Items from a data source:
begin
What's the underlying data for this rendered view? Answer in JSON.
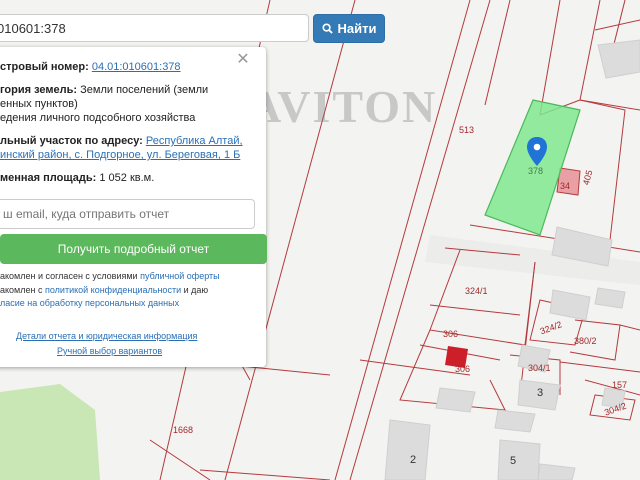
{
  "search": {
    "value": "010601:378",
    "button_label": "Найти"
  },
  "watermark": "GRAVITON",
  "panel": {
    "cadastral_label": "стровый номер:",
    "cadastral_value": "04.01:010601:378",
    "category_label": "гория земель:",
    "category_value_1": "Земли поселений (земли",
    "category_value_2": "енных пунктов)",
    "use_value": "едения личного подсобного хозяйства",
    "address_label": "льный участок по адресу:",
    "address_value_1": "Республика Алтай,",
    "address_value_2": "инский район, с. Подгорное, ул. Береговая, 1 Б",
    "area_label": "менная площадь:",
    "area_value": "1 052 кв.м.",
    "email_placeholder": "ш email, куда отправить отчет",
    "report_button": "Получить подробный отчет",
    "agree_1_prefix": "акомлен и согласен с условиями",
    "agree_1_link": "публичной оферты",
    "agree_2_prefix": "акомлен с",
    "agree_2_link": "политикой конфиденциальности",
    "agree_2_suffix": "и даю",
    "agree_3_link": "ласие на обработку персональных данных",
    "details_link": "Детали отчета и юридическая информация",
    "manual_link": "Ручной выбор вариантов"
  },
  "map": {
    "labels": {
      "l513": "513",
      "l378": "378",
      "l34": "34",
      "l405": "405",
      "l3241": "324/1",
      "l306a": "306",
      "l306b": "306",
      "l3242": "324/2",
      "l3802": "380/2",
      "l3041": "304/1",
      "l157": "157",
      "l3042": "304/2",
      "l1668": "1668",
      "b3": "3",
      "b2": "2",
      "b5": "5"
    }
  },
  "colors": {
    "highlight": "#7fe88f",
    "boundary": "#b53a3d",
    "accent": "#337ab7",
    "green_button": "#5cb85c",
    "building_red": "#cc1f2a"
  }
}
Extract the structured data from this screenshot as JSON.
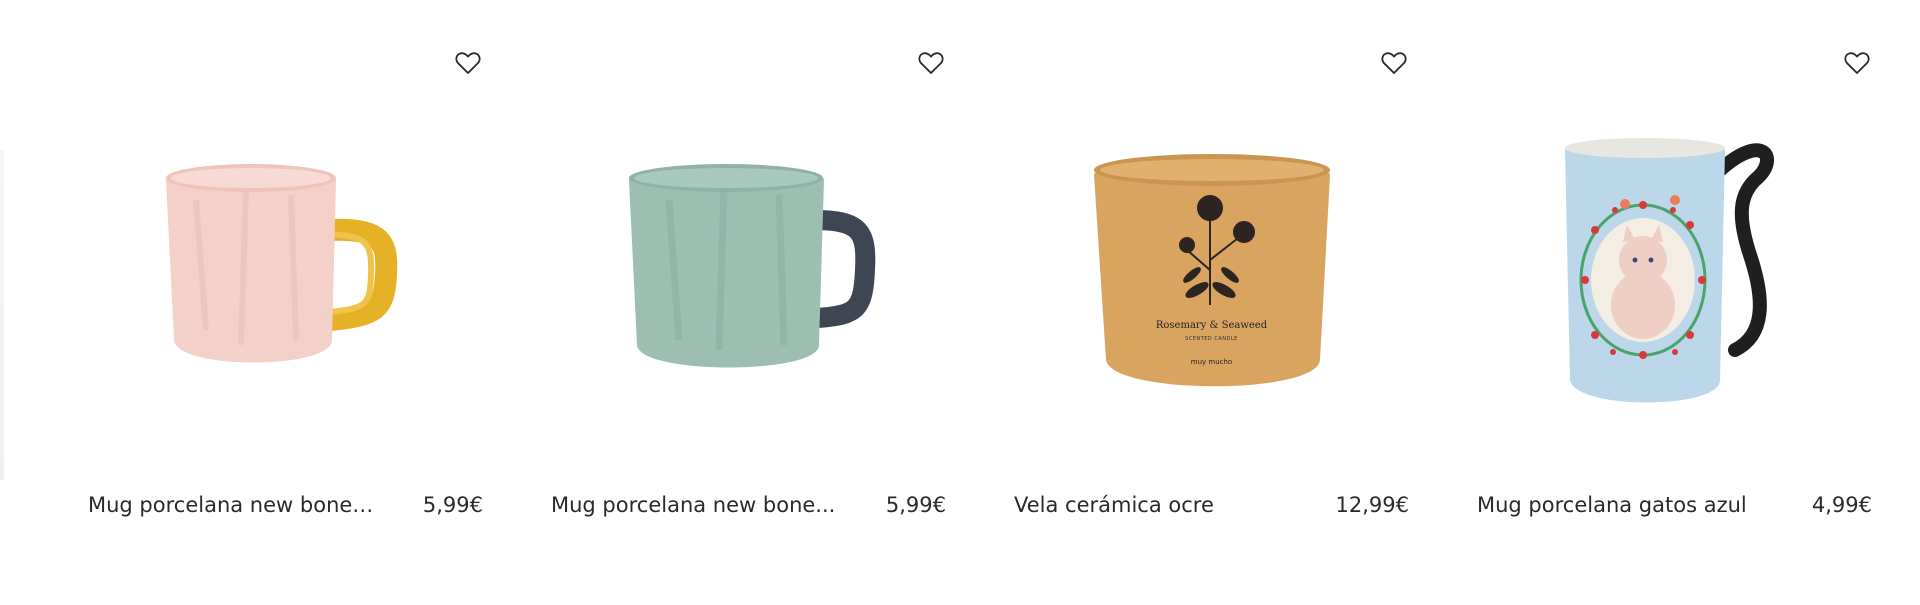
{
  "products": [
    {
      "name": "Mug porcelana new bone rosa",
      "price": "5,99€",
      "image_icon": "pink-mug-yellow-handle"
    },
    {
      "name": "Mug porcelana new bone...",
      "price": "5,99€",
      "image_icon": "green-mug-dark-handle"
    },
    {
      "name": "Vela cerámica ocre",
      "price": "12,99€",
      "image_icon": "ochre-ceramic-candle",
      "label_line1": "Rosemary & Seaweed",
      "label_line2": "SCENTED CANDLE",
      "brand": "muy mucho"
    },
    {
      "name": "Mug porcelana gatos azul",
      "price": "4,99€",
      "image_icon": "blue-cat-mug"
    }
  ],
  "colors": {
    "pink_mug": "#f3d1c9",
    "yellow_handle": "#e6b225",
    "green_mug": "#9dbfb2",
    "dark_handle": "#3d4652",
    "ochre": "#d8a460",
    "blue_mug": "#bcd7ea",
    "black_handle": "#1f1f1f"
  }
}
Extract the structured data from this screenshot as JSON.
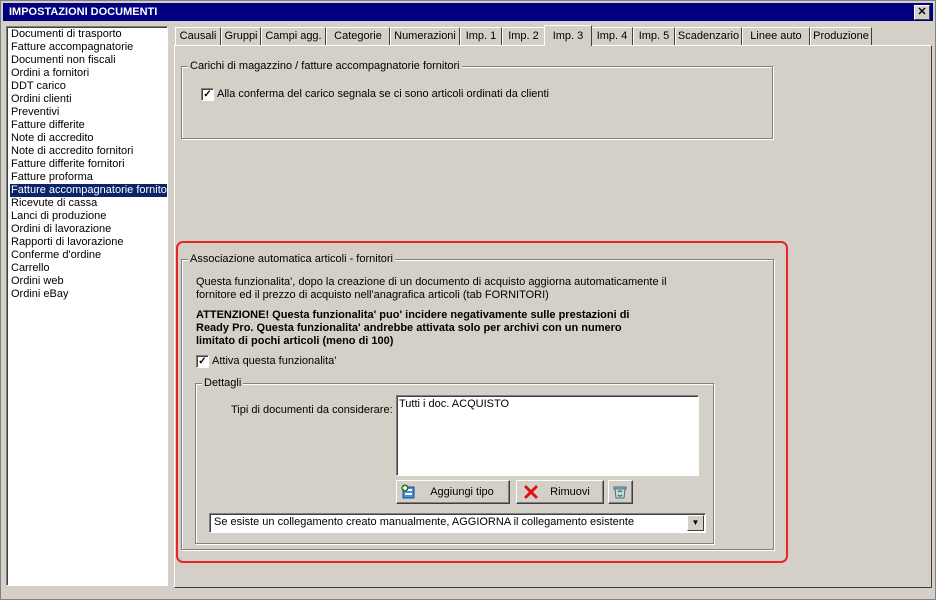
end
What the task asks »
Give the number of lines above that hold the word "ochre", and nothing more.

Exercise result »
2